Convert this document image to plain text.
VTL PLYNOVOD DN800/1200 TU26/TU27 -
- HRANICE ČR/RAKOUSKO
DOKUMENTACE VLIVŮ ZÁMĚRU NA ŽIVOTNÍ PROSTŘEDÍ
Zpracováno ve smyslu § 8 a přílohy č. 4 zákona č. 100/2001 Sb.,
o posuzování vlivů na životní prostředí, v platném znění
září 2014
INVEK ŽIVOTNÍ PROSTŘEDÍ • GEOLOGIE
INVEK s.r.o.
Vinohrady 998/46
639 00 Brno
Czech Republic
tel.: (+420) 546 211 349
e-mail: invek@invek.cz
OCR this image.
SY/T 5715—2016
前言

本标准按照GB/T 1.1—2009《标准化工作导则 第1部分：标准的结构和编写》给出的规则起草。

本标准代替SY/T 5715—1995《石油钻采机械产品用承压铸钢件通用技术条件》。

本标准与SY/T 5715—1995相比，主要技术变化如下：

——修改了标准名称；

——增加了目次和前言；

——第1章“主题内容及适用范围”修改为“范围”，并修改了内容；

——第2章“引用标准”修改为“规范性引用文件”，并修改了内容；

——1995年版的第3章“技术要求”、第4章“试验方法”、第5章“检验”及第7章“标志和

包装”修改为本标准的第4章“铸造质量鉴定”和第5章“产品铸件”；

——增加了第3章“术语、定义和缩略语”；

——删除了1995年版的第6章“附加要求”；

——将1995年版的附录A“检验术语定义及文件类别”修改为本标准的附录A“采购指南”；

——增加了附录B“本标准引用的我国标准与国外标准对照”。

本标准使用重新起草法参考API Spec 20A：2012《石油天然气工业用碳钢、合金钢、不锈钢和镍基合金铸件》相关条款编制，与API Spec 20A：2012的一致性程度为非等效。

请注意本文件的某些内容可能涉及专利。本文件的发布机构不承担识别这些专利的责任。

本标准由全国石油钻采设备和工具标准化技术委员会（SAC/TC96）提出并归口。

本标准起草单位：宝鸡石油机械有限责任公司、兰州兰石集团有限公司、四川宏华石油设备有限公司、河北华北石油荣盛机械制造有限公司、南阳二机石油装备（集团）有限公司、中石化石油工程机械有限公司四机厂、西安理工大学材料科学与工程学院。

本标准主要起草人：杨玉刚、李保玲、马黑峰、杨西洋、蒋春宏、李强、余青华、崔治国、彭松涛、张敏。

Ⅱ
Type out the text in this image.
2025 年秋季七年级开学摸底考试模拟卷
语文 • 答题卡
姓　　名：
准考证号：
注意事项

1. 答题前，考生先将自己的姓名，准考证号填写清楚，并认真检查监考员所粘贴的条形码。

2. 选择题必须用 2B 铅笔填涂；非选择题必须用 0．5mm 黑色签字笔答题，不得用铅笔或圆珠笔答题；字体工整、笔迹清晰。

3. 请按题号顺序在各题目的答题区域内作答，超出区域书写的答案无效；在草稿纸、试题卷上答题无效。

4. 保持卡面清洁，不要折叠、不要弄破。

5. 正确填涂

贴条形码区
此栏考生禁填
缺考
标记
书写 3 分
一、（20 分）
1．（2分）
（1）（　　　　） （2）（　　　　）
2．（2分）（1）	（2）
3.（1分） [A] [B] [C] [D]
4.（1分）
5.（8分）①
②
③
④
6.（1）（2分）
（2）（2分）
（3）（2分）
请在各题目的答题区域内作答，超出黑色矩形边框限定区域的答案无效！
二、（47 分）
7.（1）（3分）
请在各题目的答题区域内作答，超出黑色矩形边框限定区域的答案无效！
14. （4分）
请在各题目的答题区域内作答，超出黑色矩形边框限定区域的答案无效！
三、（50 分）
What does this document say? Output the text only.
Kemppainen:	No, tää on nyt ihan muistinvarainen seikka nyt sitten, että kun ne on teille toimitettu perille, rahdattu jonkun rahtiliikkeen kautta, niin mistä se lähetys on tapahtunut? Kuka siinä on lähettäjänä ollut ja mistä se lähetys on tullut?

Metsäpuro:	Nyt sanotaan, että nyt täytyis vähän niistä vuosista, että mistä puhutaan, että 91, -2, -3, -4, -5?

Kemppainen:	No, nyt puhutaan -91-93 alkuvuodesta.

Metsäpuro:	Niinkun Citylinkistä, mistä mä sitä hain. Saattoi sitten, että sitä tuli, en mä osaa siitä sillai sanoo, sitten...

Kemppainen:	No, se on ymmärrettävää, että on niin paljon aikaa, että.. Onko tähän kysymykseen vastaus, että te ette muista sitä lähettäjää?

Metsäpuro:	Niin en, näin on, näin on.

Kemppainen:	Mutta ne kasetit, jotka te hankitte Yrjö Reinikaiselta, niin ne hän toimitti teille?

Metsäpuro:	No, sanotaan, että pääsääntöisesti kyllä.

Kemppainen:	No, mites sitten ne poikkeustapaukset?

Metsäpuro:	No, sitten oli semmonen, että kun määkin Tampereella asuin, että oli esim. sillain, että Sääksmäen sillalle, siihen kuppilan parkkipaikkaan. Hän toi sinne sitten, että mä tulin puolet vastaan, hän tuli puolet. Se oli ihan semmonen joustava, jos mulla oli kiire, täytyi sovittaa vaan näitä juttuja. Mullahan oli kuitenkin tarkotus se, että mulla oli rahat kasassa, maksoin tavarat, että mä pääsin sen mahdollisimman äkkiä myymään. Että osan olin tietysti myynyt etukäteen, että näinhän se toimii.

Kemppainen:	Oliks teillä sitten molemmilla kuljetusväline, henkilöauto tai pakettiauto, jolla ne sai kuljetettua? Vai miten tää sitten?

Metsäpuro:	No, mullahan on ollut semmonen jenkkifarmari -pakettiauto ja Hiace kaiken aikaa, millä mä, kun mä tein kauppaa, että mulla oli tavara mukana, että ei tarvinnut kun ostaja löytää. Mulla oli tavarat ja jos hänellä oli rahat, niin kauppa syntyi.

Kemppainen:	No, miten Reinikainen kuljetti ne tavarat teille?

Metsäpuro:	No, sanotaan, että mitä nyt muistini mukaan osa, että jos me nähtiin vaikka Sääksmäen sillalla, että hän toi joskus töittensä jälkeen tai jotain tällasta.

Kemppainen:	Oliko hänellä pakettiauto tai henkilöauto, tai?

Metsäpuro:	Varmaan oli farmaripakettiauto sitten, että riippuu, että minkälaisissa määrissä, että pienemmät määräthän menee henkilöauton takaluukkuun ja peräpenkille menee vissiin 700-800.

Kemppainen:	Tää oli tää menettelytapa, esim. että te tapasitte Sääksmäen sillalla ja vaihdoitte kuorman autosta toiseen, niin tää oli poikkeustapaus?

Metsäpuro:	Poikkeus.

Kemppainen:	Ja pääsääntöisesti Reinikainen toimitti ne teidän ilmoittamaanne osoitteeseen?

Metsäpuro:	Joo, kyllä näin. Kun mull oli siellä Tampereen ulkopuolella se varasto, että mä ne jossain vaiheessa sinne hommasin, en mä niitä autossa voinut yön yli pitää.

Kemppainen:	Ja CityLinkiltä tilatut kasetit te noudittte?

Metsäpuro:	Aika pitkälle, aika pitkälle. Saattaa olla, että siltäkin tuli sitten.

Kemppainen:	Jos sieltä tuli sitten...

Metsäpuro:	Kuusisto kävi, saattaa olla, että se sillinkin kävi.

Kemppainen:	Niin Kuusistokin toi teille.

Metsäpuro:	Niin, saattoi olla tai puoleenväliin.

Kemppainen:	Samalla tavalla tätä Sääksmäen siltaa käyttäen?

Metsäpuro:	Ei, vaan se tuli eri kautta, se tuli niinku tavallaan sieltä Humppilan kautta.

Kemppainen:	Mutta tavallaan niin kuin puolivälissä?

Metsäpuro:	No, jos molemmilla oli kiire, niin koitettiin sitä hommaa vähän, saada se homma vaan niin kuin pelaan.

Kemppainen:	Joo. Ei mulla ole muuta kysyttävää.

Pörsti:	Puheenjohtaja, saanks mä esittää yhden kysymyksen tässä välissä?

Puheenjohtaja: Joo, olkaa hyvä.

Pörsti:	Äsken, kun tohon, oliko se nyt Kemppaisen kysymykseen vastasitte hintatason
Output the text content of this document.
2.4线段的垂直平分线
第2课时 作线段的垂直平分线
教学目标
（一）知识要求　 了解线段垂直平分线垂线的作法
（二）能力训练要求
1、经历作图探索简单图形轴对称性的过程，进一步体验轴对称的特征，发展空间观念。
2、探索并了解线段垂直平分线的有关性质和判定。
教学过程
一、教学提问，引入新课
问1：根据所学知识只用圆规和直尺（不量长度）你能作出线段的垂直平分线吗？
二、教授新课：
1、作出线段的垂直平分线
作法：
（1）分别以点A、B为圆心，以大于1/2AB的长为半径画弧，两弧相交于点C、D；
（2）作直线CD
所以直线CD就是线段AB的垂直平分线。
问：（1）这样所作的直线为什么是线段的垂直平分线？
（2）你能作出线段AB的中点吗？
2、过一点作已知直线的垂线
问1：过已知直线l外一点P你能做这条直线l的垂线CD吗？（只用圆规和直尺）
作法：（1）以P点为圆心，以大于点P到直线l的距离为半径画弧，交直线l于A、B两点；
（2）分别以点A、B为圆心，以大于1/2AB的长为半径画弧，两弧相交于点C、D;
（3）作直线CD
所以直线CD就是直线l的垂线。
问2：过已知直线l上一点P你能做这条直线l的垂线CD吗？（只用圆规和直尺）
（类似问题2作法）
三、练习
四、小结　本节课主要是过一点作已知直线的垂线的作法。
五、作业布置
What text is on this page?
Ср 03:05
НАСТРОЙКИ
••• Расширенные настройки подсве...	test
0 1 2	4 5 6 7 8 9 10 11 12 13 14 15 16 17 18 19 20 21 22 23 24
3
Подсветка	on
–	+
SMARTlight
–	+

========================

» **Problem description**:
Scan the listing above. Gather each line that contains the word "hänellä".

» **Complete output**:
Metsäpuro:	No, mullahan on ollut semmonen jenkkifarmari -pakettiauto ja Hiace kaiken aikaa, millä mä, kun mä tein kauppaa, että mulla oli tavara mukana, että ei tarvinnut kun ostaja löytää. Mulla oli tavarat ja jos hänellä oli rahat, niin kauppa syntyi.
Kemppainen:	Oliko hänellä pakettiauto tai henkilöauto, tai?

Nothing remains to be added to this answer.